-- WORK INSTRUCTIONS --
Output every line of the material exactly, omitting images.

——————————

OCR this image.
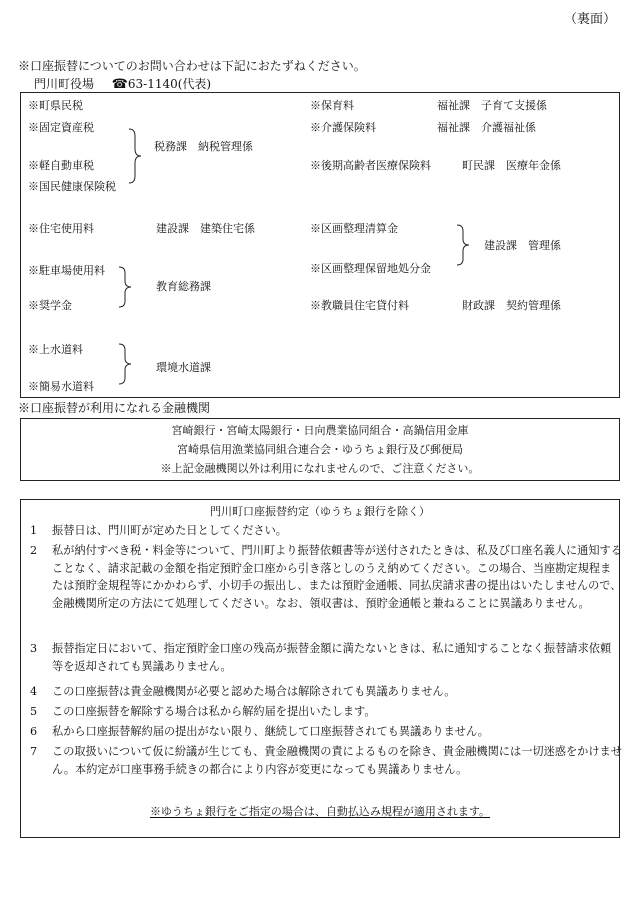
（裏面）
※口座振替についてのお問い合わせは下記におたずねください。
門川町役場 ☎63-1140(代表)
※町県民税
※固定資産税
※軽自動車税
※国民健康保険税
税務課　納税管理係
※住宅使用料	建設課　建築住宅係
※駐車場使用料
※奨学金
教育総務課
※上水道料
※簡易水道料
環境水道課
※保育料	福祉課　子育て支援係
※介護保険料	福祉課　介護福祉係
※後期高齢者医療保険料	町民課　医療年金係
※区画整理清算金
※区画整理保留地処分金
建設課　管理係
※教職員住宅貸付料	財政課　契約管理係
※口座振替が利用になれる金融機関
宮崎銀行・宮崎太陽銀行・日向農業協同組合・高鍋信用金庫
宮崎県信用漁業協同組合連合会・ゆうちょ銀行及び郵便局
※上記金融機関以外は利用になれませんので、ご注意ください。
門川町口座振替約定（ゆうちょ銀行を除く）
1 振替日は、門川町が定めた日としてください。
2 私が納付すべき税・料金等について、門川町より振替依頼書等が送付されたときは、私及び口座名義人に通知することなく、請求記載の金額を指定預貯金口座から引き落としのうえ納めてください。この場合、当座勘定規程または預貯金規程等にかかわらず、小切手の振出し、または預貯金通帳、同払戻請求書の提出はいたしませんので、金融機関所定の方法にて処理してください。なお、領収書は、預貯金通帳と兼ねることに異議ありません。
3 振替指定日において、指定預貯金口座の残高が振替金額に満たないときは、私に通知することなく振替請求依頼等を返却されても異議ありません。
4 この口座振替は貴金融機関が必要と認めた場合は解除されても異議ありません。
5 この口座振替を解除する場合は私から解約届を提出いたします。
6 私から口座振替解約届の提出がない限り、継続して口座振替されても異議ありません。
7 この取扱いについて仮に紛議が生じても、貴金融機関の責によるものを除き、貴金融機関には一切迷惑をかけません。本約定が口座事務手続きの都合により内容が変更になっても異議ありません。
※ゆうちょ銀行をご指定の場合は、自動払込み規程が適用されます。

——————————

-- TASK ANSWER --
OCR this image.
（裏面）
※口座振替についてのお問い合わせは下記におたずねください。
門川町役場 ☎63-1140(代表)
※町県民税
※固定資産税
※軽自動車税
※国民健康保険税
税務課　納税管理係
※住宅使用料	建設課　建築住宅係
※駐車場使用料
※奨学金
教育総務課
※上水道料
※簡易水道料
環境水道課
※保育料	福祉課　子育て支援係
※介護保険料	福祉課　介護福祉係
※後期高齢者医療保険料	町民課　医療年金係
※区画整理清算金
※区画整理保留地処分金
建設課　管理係
※教職員住宅貸付料	財政課　契約管理係
※口座振替が利用になれる金融機関
宮崎銀行・宮崎太陽銀行・日向農業協同組合・高鍋信用金庫
宮崎県信用漁業協同組合連合会・ゆうちょ銀行及び郵便局
※上記金融機関以外は利用になれませんので、ご注意ください。
門川町口座振替約定（ゆうちょ銀行を除く）
1 振替日は、門川町が定めた日としてください。
2 私が納付すべき税・料金等について、門川町より振替依頼書等が送付されたときは、私及び口座名義人に通知することなく、請求記載の金額を指定預貯金口座から引き落としのうえ納めてください。この場合、当座勘定規程または預貯金規程等にかかわらず、小切手の振出し、または預貯金通帳、同払戻請求書の提出はいたしませんので、金融機関所定の方法にて処理してください。なお、領収書は、預貯金通帳と兼ねることに異議ありません。
3 振替指定日において、指定預貯金口座の残高が振替金額に満たないときは、私に通知することなく振替請求依頼等を返却されても異議ありません。
4 この口座振替は貴金融機関が必要と認めた場合は解除されても異議ありません。
5 この口座振替を解除する場合は私から解約届を提出いたします。
6 私から口座振替解約届の提出がない限り、継続して口座振替されても異議ありません。
7 この取扱いについて仮に紛議が生じても、貴金融機関の責によるものを除き、貴金融機関には一切迷惑をかけません。本約定が口座事務手続きの都合により内容が変更になっても異議ありません。
※ゆうちょ銀行をご指定の場合は、自動払込み規程が適用されます。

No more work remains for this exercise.